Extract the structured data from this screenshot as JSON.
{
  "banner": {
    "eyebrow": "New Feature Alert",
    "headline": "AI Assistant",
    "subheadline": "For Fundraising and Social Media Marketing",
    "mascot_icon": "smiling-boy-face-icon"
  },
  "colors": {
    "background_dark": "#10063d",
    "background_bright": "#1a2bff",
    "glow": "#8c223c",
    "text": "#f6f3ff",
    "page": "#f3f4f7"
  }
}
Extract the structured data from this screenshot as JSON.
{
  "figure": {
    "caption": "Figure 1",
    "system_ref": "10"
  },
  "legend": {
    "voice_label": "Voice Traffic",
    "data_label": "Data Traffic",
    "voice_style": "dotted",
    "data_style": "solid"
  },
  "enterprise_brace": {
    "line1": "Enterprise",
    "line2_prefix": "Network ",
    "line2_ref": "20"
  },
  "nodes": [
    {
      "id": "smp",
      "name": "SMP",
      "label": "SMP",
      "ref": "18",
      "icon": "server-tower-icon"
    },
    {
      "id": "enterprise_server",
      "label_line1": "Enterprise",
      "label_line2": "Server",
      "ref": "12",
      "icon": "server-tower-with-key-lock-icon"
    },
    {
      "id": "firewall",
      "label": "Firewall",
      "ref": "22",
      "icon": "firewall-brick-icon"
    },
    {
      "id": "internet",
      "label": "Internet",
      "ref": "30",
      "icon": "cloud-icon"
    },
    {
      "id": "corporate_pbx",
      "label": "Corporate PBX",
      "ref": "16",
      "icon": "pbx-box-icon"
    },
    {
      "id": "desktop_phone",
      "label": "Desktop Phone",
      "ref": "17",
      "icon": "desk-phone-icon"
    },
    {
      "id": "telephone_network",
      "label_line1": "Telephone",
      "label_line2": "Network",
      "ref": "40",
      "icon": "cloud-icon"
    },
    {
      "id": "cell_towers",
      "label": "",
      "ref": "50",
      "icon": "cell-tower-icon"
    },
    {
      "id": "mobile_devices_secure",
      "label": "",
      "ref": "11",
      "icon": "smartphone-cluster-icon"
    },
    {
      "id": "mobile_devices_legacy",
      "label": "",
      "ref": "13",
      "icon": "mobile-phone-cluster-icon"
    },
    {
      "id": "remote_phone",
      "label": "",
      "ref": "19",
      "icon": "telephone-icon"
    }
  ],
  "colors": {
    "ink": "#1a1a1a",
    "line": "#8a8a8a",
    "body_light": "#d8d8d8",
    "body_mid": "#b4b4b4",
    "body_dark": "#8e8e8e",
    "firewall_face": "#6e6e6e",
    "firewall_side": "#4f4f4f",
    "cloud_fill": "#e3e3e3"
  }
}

• • • •

* TASK DETAILS
Gather all lines of the records that include the word "cluster".

* THE REPLY
      "icon": "smartphone-cluster-icon"
      "icon": "mobile-phone-cluster-icon"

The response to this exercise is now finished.